>> BEGIN

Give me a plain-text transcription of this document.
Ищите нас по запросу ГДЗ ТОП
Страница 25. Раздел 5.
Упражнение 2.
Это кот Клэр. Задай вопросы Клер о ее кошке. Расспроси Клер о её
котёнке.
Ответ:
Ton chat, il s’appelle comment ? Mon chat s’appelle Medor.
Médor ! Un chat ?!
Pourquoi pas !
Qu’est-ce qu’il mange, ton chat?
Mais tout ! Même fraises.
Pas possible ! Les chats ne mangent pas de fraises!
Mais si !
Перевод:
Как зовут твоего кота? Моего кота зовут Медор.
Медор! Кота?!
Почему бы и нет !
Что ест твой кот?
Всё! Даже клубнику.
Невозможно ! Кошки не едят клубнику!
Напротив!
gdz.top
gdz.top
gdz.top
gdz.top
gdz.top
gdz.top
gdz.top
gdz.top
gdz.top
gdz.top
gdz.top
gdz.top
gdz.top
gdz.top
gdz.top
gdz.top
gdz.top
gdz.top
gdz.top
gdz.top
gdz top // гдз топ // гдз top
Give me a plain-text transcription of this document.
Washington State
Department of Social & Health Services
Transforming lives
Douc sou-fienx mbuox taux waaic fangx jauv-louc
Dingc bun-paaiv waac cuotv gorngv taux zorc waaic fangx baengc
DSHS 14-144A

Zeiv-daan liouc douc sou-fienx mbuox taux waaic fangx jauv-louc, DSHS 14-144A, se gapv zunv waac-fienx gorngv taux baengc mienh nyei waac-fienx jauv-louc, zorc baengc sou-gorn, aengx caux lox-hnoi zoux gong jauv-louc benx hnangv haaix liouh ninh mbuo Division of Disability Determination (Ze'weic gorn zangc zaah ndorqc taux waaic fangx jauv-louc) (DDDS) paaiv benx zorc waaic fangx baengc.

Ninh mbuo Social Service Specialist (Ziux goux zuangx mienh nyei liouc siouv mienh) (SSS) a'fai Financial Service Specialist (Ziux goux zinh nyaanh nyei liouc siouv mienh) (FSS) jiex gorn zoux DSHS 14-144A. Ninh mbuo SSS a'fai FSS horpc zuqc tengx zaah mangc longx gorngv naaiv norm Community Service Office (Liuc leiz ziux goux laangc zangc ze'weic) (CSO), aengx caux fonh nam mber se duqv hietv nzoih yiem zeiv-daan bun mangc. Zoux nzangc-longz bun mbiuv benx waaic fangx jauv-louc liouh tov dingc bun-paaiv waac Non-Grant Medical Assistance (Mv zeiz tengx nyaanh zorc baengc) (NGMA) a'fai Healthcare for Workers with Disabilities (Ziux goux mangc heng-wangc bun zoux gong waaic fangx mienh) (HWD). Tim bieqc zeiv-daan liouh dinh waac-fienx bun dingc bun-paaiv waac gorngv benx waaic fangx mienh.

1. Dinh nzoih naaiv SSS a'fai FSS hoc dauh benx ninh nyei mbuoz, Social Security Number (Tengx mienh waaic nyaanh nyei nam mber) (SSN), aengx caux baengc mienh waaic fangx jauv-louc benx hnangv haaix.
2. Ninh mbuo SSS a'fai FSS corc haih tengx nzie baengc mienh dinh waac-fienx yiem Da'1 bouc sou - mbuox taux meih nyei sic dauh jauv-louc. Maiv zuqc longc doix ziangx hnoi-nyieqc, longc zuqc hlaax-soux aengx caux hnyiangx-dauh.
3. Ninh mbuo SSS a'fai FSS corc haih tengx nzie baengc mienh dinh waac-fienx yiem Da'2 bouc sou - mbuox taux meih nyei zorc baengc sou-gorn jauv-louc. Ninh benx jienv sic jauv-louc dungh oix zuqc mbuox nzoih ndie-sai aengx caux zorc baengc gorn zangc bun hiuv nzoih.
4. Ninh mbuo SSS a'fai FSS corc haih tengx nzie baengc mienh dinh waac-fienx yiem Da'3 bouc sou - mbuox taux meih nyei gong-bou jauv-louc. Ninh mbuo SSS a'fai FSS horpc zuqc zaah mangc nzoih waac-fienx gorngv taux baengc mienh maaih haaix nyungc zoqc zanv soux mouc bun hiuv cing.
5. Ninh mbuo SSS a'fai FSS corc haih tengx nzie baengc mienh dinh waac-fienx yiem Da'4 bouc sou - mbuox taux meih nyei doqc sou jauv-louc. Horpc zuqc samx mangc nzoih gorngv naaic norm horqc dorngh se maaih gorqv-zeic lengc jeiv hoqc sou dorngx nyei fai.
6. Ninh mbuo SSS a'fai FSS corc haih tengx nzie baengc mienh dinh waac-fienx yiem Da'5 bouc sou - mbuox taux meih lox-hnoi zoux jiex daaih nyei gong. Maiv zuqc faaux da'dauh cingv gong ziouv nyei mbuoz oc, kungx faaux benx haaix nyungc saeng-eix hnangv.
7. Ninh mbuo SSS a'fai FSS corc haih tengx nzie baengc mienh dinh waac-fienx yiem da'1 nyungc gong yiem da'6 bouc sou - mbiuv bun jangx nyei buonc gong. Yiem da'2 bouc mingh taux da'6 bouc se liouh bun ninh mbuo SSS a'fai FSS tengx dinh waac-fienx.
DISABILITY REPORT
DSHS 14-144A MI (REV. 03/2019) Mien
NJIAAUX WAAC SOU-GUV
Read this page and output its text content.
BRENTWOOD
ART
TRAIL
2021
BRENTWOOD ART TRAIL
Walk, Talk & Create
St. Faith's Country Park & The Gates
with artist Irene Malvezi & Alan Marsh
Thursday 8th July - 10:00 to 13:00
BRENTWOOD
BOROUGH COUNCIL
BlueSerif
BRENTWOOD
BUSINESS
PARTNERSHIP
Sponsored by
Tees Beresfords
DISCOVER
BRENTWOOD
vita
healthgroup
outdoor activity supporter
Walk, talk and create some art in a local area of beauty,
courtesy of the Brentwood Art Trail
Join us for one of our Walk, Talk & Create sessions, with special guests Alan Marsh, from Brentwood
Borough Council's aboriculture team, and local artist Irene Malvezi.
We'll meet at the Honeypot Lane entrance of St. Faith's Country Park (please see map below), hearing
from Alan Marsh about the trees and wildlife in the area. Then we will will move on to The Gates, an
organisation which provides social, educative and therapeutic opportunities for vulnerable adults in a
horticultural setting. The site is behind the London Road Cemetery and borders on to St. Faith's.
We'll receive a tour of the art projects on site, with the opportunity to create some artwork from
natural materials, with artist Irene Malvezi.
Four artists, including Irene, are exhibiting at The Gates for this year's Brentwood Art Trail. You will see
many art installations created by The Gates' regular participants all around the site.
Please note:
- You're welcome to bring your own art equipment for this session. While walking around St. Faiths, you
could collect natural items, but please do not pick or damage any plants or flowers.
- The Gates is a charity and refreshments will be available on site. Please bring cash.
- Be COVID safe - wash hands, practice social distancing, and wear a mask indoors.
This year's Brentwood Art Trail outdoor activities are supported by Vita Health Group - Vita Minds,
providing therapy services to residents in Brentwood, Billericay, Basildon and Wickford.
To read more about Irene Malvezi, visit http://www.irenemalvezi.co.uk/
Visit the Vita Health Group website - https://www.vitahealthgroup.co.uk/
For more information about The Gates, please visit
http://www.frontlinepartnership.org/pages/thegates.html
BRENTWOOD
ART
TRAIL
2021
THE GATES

>> END

## GIVEN REQUEST
Copy out each line exactly.

## EXERCISE ANSWER
Give me a plain-text transcription of this document.
Ищите нас по запросу ГДЗ ТОП
Страница 25. Раздел 5.
Упражнение 2.
Это кот Клэр. Задай вопросы Клер о ее кошке. Расспроси Клер о её
котёнке.
Ответ:
Ton chat, il s’appelle comment ? Mon chat s’appelle Medor.
Médor ! Un chat ?!
Pourquoi pas !
Qu’est-ce qu’il mange, ton chat?
Mais tout ! Même fraises.
Pas possible ! Les chats ne mangent pas de fraises!
Mais si !
Перевод:
Как зовут твоего кота? Моего кота зовут Медор.
Медор! Кота?!
Почему бы и нет !
Что ест твой кот?
Всё! Даже клубнику.
Невозможно ! Кошки не едят клубнику!
Напротив!
gdz.top
gdz.top
gdz.top
gdz.top
gdz.top
gdz.top
gdz.top
gdz.top
gdz.top
gdz.top
gdz.top
gdz.top
gdz.top
gdz.top
gdz.top
gdz.top
gdz.top
gdz.top
gdz.top
gdz.top
gdz top // гдз топ // гдз top
Give me a plain-text transcription of this document.
Washington State
Department of Social & Health Services
Transforming lives
Douc sou-fienx mbuox taux waaic fangx jauv-louc
Dingc bun-paaiv waac cuotv gorngv taux zorc waaic fangx baengc
DSHS 14-144A

Zeiv-daan liouc douc sou-fienx mbuox taux waaic fangx jauv-louc, DSHS 14-144A, se gapv zunv waac-fienx gorngv taux baengc mienh nyei waac-fienx jauv-louc, zorc baengc sou-gorn, aengx caux lox-hnoi zoux gong jauv-louc benx hnangv haaix liouh ninh mbuo Division of Disability Determination (Ze'weic gorn zangc zaah ndorqc taux waaic fangx jauv-louc) (DDDS) paaiv benx zorc waaic fangx baengc.

Ninh mbuo Social Service Specialist (Ziux goux zuangx mienh nyei liouc siouv mienh) (SSS) a'fai Financial Service Specialist (Ziux goux zinh nyaanh nyei liouc siouv mienh) (FSS) jiex gorn zoux DSHS 14-144A. Ninh mbuo SSS a'fai FSS horpc zuqc tengx zaah mangc longx gorngv naaiv norm Community Service Office (Liuc leiz ziux goux laangc zangc ze'weic) (CSO), aengx caux fonh nam mber se duqv hietv nzoih yiem zeiv-daan bun mangc. Zoux nzangc-longz bun mbiuv benx waaic fangx jauv-louc liouh tov dingc bun-paaiv waac Non-Grant Medical Assistance (Mv zeiz tengx nyaanh zorc baengc) (NGMA) a'fai Healthcare for Workers with Disabilities (Ziux goux mangc heng-wangc bun zoux gong waaic fangx mienh) (HWD). Tim bieqc zeiv-daan liouh dinh waac-fienx bun dingc bun-paaiv waac gorngv benx waaic fangx mienh.

1. Dinh nzoih naaiv SSS a'fai FSS hoc dauh benx ninh nyei mbuoz, Social Security Number (Tengx mienh waaic nyaanh nyei nam mber) (SSN), aengx caux baengc mienh waaic fangx jauv-louc benx hnangv haaix.
2. Ninh mbuo SSS a'fai FSS corc haih tengx nzie baengc mienh dinh waac-fienx yiem Da'1 bouc sou - mbuox taux meih nyei sic dauh jauv-louc. Maiv zuqc longc doix ziangx hnoi-nyieqc, longc zuqc hlaax-soux aengx caux hnyiangx-dauh.
3. Ninh mbuo SSS a'fai FSS corc haih tengx nzie baengc mienh dinh waac-fienx yiem Da'2 bouc sou - mbuox taux meih nyei zorc baengc sou-gorn jauv-louc. Ninh benx jienv sic jauv-louc dungh oix zuqc mbuox nzoih ndie-sai aengx caux zorc baengc gorn zangc bun hiuv nzoih.
4. Ninh mbuo SSS a'fai FSS corc haih tengx nzie baengc mienh dinh waac-fienx yiem Da'3 bouc sou - mbuox taux meih nyei gong-bou jauv-louc. Ninh mbuo SSS a'fai FSS horpc zuqc zaah mangc nzoih waac-fienx gorngv taux baengc mienh maaih haaix nyungc zoqc zanv soux mouc bun hiuv cing.
5. Ninh mbuo SSS a'fai FSS corc haih tengx nzie baengc mienh dinh waac-fienx yiem Da'4 bouc sou - mbuox taux meih nyei doqc sou jauv-louc. Horpc zuqc samx mangc nzoih gorngv naaic norm horqc dorngh se maaih gorqv-zeic lengc jeiv hoqc sou dorngx nyei fai.
6. Ninh mbuo SSS a'fai FSS corc haih tengx nzie baengc mienh dinh waac-fienx yiem Da'5 bouc sou - mbuox taux meih lox-hnoi zoux jiex daaih nyei gong. Maiv zuqc faaux da'dauh cingv gong ziouv nyei mbuoz oc, kungx faaux benx haaix nyungc saeng-eix hnangv.
7. Ninh mbuo SSS a'fai FSS corc haih tengx nzie baengc mienh dinh waac-fienx yiem da'1 nyungc gong yiem da'6 bouc sou - mbiuv bun jangx nyei buonc gong. Yiem da'2 bouc mingh taux da'6 bouc se liouh bun ninh mbuo SSS a'fai FSS tengx dinh waac-fienx.
DISABILITY REPORT
DSHS 14-144A MI (REV. 03/2019) Mien
NJIAAUX WAAC SOU-GUV
Read this page and output its text content.
BRENTWOOD
ART
TRAIL
2021
BRENTWOOD ART TRAIL
Walk, Talk & Create
St. Faith's Country Park & The Gates
with artist Irene Malvezi & Alan Marsh
Thursday 8th July - 10:00 to 13:00
BRENTWOOD
BOROUGH COUNCIL
BlueSerif
BRENTWOOD
BUSINESS
PARTNERSHIP
Sponsored by
Tees Beresfords
DISCOVER
BRENTWOOD
vita
healthgroup
outdoor activity supporter
Walk, talk and create some art in a local area of beauty,
courtesy of the Brentwood Art Trail
Join us for one of our Walk, Talk & Create sessions, with special guests Alan Marsh, from Brentwood
Borough Council's aboriculture team, and local artist Irene Malvezi.
We'll meet at the Honeypot Lane entrance of St. Faith's Country Park (please see map below), hearing
from Alan Marsh about the trees and wildlife in the area. Then we will will move on to The Gates, an
organisation which provides social, educative and therapeutic opportunities for vulnerable adults in a
horticultural setting. The site is behind the London Road Cemetery and borders on to St. Faith's.
We'll receive a tour of the art projects on site, with the opportunity to create some artwork from
natural materials, with artist Irene Malvezi.
Four artists, including Irene, are exhibiting at The Gates for this year's Brentwood Art Trail. You will see
many art installations created by The Gates' regular participants all around the site.
Please note:
- You're welcome to bring your own art equipment for this session. While walking around St. Faiths, you
could collect natural items, but please do not pick or damage any plants or flowers.
- The Gates is a charity and refreshments will be available on site. Please bring cash.
- Be COVID safe - wash hands, practice social distancing, and wear a mask indoors.
This year's Brentwood Art Trail outdoor activities are supported by Vita Health Group - Vita Minds,
providing therapy services to residents in Brentwood, Billericay, Basildon and Wickford.
To read more about Irene Malvezi, visit http://www.irenemalvezi.co.uk/
Visit the Vita Health Group website - https://www.vitahealthgroup.co.uk/
For more information about The Gates, please visit
http://www.frontlinepartnership.org/pages/thegates.html
BRENTWOOD
ART
TRAIL
2021
THE GATES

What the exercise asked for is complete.